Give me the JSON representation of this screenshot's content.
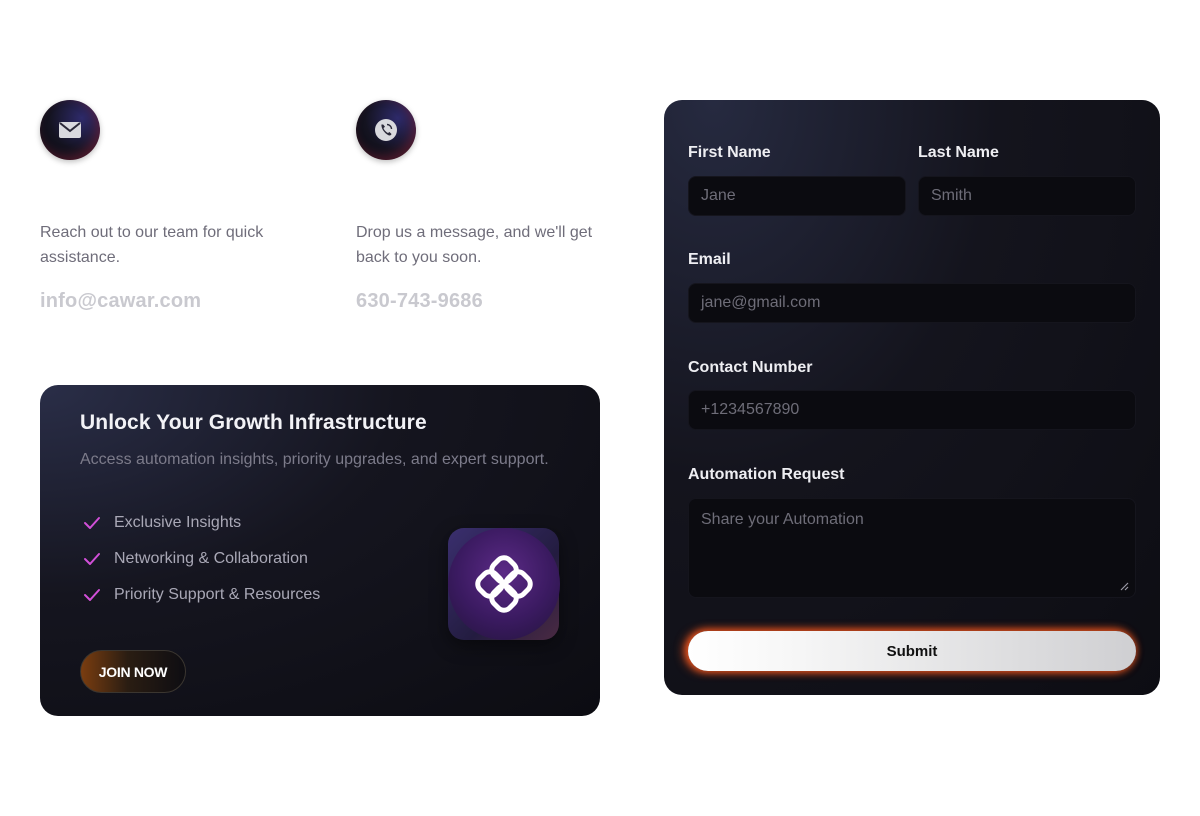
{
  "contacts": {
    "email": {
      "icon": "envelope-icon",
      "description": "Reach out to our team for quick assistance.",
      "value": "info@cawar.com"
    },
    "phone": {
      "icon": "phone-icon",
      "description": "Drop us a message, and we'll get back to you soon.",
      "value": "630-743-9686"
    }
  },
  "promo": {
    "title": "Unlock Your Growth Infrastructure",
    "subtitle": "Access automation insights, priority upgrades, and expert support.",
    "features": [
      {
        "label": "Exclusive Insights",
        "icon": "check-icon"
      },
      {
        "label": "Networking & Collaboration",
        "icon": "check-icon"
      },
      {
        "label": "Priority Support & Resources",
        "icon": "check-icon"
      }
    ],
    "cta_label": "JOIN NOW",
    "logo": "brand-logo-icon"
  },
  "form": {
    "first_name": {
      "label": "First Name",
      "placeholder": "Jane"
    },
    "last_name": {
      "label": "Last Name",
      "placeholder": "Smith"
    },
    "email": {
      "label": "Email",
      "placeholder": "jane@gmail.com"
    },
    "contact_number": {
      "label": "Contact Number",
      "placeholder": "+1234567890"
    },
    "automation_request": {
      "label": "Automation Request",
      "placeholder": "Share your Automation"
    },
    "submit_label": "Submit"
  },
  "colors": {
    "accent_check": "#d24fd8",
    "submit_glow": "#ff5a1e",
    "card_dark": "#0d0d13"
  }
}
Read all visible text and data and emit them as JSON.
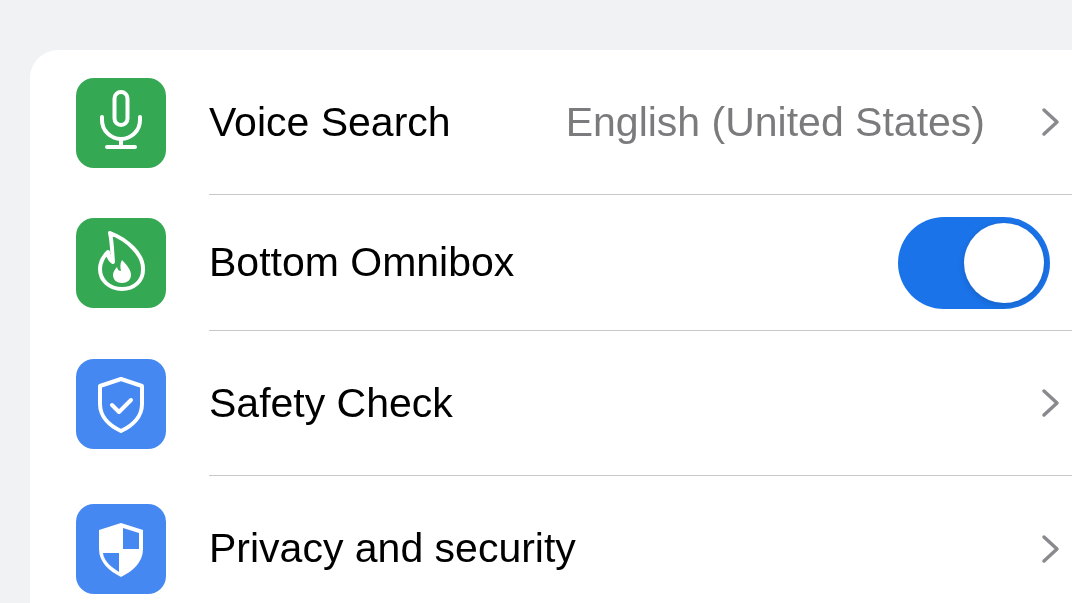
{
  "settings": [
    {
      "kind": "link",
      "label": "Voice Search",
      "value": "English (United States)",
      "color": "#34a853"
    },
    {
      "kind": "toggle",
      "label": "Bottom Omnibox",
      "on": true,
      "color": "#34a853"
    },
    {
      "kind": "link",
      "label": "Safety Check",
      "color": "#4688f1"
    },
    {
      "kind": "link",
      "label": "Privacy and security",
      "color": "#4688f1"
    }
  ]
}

=======

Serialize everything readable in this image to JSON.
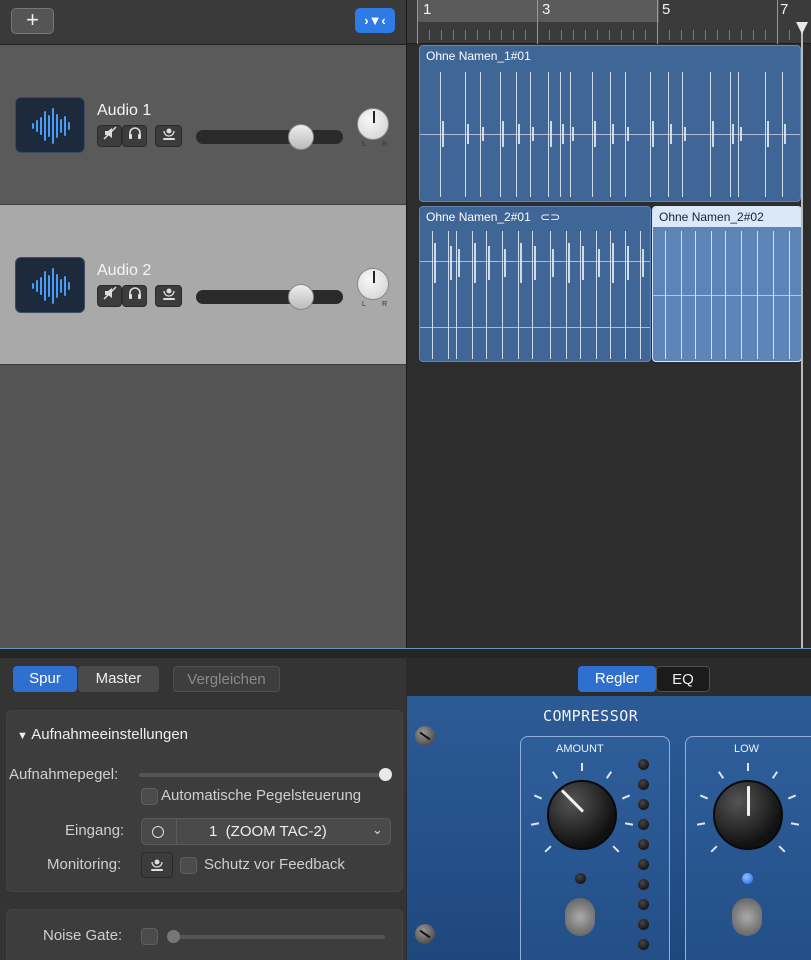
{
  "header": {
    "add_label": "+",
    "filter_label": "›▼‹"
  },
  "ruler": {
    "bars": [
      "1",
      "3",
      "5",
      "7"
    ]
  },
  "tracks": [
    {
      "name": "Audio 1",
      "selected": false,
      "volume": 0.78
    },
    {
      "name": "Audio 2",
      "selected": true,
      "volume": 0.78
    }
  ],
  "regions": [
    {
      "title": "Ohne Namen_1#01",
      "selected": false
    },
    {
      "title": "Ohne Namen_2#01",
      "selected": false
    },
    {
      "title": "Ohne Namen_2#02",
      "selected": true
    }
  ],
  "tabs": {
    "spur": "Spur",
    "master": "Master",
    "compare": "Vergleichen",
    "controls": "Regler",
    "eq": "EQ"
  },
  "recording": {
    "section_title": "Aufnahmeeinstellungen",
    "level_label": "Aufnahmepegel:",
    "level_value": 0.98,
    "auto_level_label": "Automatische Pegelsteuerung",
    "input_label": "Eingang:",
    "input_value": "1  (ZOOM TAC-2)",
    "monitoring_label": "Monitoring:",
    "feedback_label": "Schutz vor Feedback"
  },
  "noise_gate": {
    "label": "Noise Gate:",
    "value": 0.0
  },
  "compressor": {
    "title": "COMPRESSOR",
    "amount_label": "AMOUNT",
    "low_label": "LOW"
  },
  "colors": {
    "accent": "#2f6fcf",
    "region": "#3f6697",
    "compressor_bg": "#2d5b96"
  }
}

=======

Within the data above, pick out all lines holding the word "Ohne".

= Solution for this task =
      "title": "Ohne Namen_1#01",
      "title": "Ohne Namen_2#01",
      "title": "Ohne Namen_2#02",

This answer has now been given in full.